**GOAL**
Write out every single entry exactly.

>> Start PROVIDED ENTRIES

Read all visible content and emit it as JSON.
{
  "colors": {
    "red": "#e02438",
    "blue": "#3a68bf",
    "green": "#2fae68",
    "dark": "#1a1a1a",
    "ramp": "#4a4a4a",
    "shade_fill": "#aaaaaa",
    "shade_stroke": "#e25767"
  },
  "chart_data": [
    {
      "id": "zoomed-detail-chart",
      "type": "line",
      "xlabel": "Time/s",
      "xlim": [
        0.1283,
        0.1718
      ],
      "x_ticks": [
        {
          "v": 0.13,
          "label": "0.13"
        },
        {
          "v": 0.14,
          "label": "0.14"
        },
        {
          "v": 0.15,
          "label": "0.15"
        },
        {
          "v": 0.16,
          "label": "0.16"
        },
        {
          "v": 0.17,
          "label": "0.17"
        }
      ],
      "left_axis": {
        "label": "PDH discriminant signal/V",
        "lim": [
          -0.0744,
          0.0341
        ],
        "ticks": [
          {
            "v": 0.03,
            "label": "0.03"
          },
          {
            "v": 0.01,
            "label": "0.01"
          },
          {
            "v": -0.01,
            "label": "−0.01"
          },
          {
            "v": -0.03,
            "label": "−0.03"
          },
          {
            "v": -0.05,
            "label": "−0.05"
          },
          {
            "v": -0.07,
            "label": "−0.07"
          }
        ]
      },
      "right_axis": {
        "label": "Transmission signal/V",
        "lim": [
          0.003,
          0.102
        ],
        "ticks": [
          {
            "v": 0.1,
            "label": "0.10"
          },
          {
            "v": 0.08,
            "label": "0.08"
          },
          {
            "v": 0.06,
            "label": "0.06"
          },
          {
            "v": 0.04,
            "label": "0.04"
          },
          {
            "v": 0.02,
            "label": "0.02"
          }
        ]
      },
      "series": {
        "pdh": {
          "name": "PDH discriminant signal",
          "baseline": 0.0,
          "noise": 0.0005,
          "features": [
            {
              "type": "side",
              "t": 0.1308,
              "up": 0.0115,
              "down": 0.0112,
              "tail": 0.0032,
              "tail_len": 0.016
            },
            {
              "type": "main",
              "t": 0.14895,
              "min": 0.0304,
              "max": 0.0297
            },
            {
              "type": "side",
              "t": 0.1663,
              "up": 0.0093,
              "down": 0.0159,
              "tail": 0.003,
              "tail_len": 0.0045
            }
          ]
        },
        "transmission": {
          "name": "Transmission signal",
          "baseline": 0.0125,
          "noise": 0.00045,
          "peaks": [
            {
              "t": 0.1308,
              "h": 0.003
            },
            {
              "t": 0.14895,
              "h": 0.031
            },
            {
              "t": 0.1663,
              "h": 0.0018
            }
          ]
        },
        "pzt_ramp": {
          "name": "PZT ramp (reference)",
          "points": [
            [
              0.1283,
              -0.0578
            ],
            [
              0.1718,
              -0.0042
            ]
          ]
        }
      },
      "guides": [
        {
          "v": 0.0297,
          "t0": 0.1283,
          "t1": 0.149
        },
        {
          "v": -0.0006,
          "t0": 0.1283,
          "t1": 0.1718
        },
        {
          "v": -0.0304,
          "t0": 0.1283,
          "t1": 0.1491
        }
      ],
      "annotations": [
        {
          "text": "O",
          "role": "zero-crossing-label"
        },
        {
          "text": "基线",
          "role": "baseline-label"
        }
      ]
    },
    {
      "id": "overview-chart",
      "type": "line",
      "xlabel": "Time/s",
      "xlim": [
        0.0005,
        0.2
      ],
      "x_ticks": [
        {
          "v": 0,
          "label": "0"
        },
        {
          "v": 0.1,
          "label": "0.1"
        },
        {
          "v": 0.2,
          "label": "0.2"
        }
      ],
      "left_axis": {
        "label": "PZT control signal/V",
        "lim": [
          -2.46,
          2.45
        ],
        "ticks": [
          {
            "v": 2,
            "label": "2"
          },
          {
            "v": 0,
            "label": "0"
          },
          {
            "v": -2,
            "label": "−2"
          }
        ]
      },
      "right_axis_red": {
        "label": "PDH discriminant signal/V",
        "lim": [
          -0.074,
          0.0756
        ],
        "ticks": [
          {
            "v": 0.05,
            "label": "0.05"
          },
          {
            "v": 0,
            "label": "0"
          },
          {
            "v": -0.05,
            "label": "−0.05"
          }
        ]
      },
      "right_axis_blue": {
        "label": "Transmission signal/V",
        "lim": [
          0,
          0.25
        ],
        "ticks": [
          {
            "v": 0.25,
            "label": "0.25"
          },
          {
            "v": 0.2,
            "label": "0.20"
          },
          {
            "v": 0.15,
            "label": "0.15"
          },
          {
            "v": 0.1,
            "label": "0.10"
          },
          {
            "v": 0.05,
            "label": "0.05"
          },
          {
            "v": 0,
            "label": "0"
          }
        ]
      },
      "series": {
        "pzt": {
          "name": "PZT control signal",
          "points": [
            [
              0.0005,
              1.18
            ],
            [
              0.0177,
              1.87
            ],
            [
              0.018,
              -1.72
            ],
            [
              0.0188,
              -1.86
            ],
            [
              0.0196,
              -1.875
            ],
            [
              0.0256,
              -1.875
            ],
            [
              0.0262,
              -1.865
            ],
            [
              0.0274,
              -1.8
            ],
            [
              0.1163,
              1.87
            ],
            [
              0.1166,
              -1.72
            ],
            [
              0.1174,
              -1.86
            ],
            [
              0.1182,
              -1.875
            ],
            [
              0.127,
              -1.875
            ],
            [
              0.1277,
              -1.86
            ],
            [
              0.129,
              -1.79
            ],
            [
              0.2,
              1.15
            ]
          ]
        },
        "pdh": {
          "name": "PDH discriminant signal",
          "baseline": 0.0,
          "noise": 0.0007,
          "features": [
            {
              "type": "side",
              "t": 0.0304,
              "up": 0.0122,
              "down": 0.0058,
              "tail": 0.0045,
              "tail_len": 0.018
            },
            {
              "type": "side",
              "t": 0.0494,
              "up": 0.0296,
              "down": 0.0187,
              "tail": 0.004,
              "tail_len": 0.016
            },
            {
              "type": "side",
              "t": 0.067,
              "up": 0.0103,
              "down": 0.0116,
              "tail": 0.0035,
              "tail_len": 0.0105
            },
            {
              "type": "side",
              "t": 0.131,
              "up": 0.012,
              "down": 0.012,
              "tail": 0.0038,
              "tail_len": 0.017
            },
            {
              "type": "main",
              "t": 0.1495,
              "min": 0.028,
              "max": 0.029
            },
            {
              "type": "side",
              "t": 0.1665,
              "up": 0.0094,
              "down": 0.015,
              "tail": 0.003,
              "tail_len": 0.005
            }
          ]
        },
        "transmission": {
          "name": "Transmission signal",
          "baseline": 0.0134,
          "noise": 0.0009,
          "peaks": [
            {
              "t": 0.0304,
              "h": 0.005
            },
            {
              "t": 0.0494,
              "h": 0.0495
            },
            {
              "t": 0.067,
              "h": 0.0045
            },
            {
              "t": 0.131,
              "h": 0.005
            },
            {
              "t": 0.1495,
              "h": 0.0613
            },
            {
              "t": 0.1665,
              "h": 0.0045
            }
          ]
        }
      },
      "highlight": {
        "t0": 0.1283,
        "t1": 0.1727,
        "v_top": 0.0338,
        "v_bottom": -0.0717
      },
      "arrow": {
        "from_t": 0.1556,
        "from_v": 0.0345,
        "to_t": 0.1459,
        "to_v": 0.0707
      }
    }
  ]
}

>> End PROVIDED ENTRIES

**RESULT FOR THIS EXERCISE**
Read all visible content and emit it as JSON.
{
  "colors": {
    "red": "#e02438",
    "blue": "#3a68bf",
    "green": "#2fae68",
    "dark": "#1a1a1a",
    "ramp": "#4a4a4a",
    "shade_fill": "#aaaaaa",
    "shade_stroke": "#e25767"
  },
  "chart_data": [
    {
      "id": "zoomed-detail-chart",
      "type": "line",
      "xlabel": "Time/s",
      "xlim": [
        0.1283,
        0.1718
      ],
      "x_ticks": [
        {
          "v": 0.13,
          "label": "0.13"
        },
        {
          "v": 0.14,
          "label": "0.14"
        },
        {
          "v": 0.15,
          "label": "0.15"
        },
        {
          "v": 0.16,
          "label": "0.16"
        },
        {
          "v": 0.17,
          "label": "0.17"
        }
      ],
      "left_axis": {
        "label": "PDH discriminant signal/V",
        "lim": [
          -0.0744,
          0.0341
        ],
        "ticks": [
          {
            "v": 0.03,
            "label": "0.03"
          },
          {
            "v": 0.01,
            "label": "0.01"
          },
          {
            "v": -0.01,
            "label": "−0.01"
          },
          {
            "v": -0.03,
            "label": "−0.03"
          },
          {
            "v": -0.05,
            "label": "−0.05"
          },
          {
            "v": -0.07,
            "label": "−0.07"
          }
        ]
      },
      "right_axis": {
        "label": "Transmission signal/V",
        "lim": [
          0.003,
          0.102
        ],
        "ticks": [
          {
            "v": 0.1,
            "label": "0.10"
          },
          {
            "v": 0.08,
            "label": "0.08"
          },
          {
            "v": 0.06,
            "label": "0.06"
          },
          {
            "v": 0.04,
            "label": "0.04"
          },
          {
            "v": 0.02,
            "label": "0.02"
          }
        ]
      },
      "series": {
        "pdh": {
          "name": "PDH discriminant signal",
          "baseline": 0.0,
          "noise": 0.0005,
          "features": [
            {
              "type": "side",
              "t": 0.1308,
              "up": 0.0115,
              "down": 0.0112,
              "tail": 0.0032,
              "tail_len": 0.016
            },
            {
              "type": "main",
              "t": 0.14895,
              "min": 0.0304,
              "max": 0.0297
            },
            {
              "type": "side",
              "t": 0.1663,
              "up": 0.0093,
              "down": 0.0159,
              "tail": 0.003,
              "tail_len": 0.0045
            }
          ]
        },
        "transmission": {
          "name": "Transmission signal",
          "baseline": 0.0125,
          "noise": 0.00045,
          "peaks": [
            {
              "t": 0.1308,
              "h": 0.003
            },
            {
              "t": 0.14895,
              "h": 0.031
            },
            {
              "t": 0.1663,
              "h": 0.0018
            }
          ]
        },
        "pzt_ramp": {
          "name": "PZT ramp (reference)",
          "points": [
            [
              0.1283,
              -0.0578
            ],
            [
              0.1718,
              -0.0042
            ]
          ]
        }
      },
      "guides": [
        {
          "v": 0.0297,
          "t0": 0.1283,
          "t1": 0.149
        },
        {
          "v": -0.0006,
          "t0": 0.1283,
          "t1": 0.1718
        },
        {
          "v": -0.0304,
          "t0": 0.1283,
          "t1": 0.1491
        }
      ],
      "annotations": [
        {
          "text": "O",
          "role": "zero-crossing-label"
        },
        {
          "text": "基线",
          "role": "baseline-label"
        }
      ]
    },
    {
      "id": "overview-chart",
      "type": "line",
      "xlabel": "Time/s",
      "xlim": [
        0.0005,
        0.2
      ],
      "x_ticks": [
        {
          "v": 0,
          "label": "0"
        },
        {
          "v": 0.1,
          "label": "0.1"
        },
        {
          "v": 0.2,
          "label": "0.2"
        }
      ],
      "left_axis": {
        "label": "PZT control signal/V",
        "lim": [
          -2.46,
          2.45
        ],
        "ticks": [
          {
            "v": 2,
            "label": "2"
          },
          {
            "v": 0,
            "label": "0"
          },
          {
            "v": -2,
            "label": "−2"
          }
        ]
      },
      "right_axis_red": {
        "label": "PDH discriminant signal/V",
        "lim": [
          -0.074,
          0.0756
        ],
        "ticks": [
          {
            "v": 0.05,
            "label": "0.05"
          },
          {
            "v": 0,
            "label": "0"
          },
          {
            "v": -0.05,
            "label": "−0.05"
          }
        ]
      },
      "right_axis_blue": {
        "label": "Transmission signal/V",
        "lim": [
          0,
          0.25
        ],
        "ticks": [
          {
            "v": 0.25,
            "label": "0.25"
          },
          {
            "v": 0.2,
            "label": "0.20"
          },
          {
            "v": 0.15,
            "label": "0.15"
          },
          {
            "v": 0.1,
            "label": "0.10"
          },
          {
            "v": 0.05,
            "label": "0.05"
          },
          {
            "v": 0,
            "label": "0"
          }
        ]
      },
      "series": {
        "pzt": {
          "name": "PZT control signal",
          "points": [
            [
              0.0005,
              1.18
            ],
            [
              0.0177,
              1.87
            ],
            [
              0.018,
              -1.72
            ],
            [
              0.0188,
              -1.86
            ],
            [
              0.0196,
              -1.875
            ],
            [
              0.0256,
              -1.875
            ],
            [
              0.0262,
              -1.865
            ],
            [
              0.0274,
              -1.8
            ],
            [
              0.1163,
              1.87
            ],
            [
              0.1166,
              -1.72
            ],
            [
              0.1174,
              -1.86
            ],
            [
              0.1182,
              -1.875
            ],
            [
              0.127,
              -1.875
            ],
            [
              0.1277,
              -1.86
            ],
            [
              0.129,
              -1.79
            ],
            [
              0.2,
              1.15
            ]
          ]
        },
        "pdh": {
          "name": "PDH discriminant signal",
          "baseline": 0.0,
          "noise": 0.0007,
          "features": [
            {
              "type": "side",
              "t": 0.0304,
              "up": 0.0122,
              "down": 0.0058,
              "tail": 0.0045,
              "tail_len": 0.018
            },
            {
              "type": "side",
              "t": 0.0494,
              "up": 0.0296,
              "down": 0.0187,
              "tail": 0.004,
              "tail_len": 0.016
            },
            {
              "type": "side",
              "t": 0.067,
              "up": 0.0103,
              "down": 0.0116,
              "tail": 0.0035,
              "tail_len": 0.0105
            },
            {
              "type": "side",
              "t": 0.131,
              "up": 0.012,
              "down": 0.012,
              "tail": 0.0038,
              "tail_len": 0.017
            },
            {
              "type": "main",
              "t": 0.1495,
              "min": 0.028,
              "max": 0.029
            },
            {
              "type": "side",
              "t": 0.1665,
              "up": 0.0094,
              "down": 0.015,
              "tail": 0.003,
              "tail_len": 0.005
            }
          ]
        },
        "transmission": {
          "name": "Transmission signal",
          "baseline": 0.0134,
          "noise": 0.0009,
          "peaks": [
            {
              "t": 0.0304,
              "h": 0.005
            },
            {
              "t": 0.0494,
              "h": 0.0495
            },
            {
              "t": 0.067,
              "h": 0.0045
            },
            {
              "t": 0.131,
              "h": 0.005
            },
            {
              "t": 0.1495,
              "h": 0.0613
            },
            {
              "t": 0.1665,
              "h": 0.0045
            }
          ]
        }
      },
      "highlight": {
        "t0": 0.1283,
        "t1": 0.1727,
        "v_top": 0.0338,
        "v_bottom": -0.0717
      },
      "arrow": {
        "from_t": 0.1556,
        "from_v": 0.0345,
        "to_t": 0.1459,
        "to_v": 0.0707
      }
    }
  ]
}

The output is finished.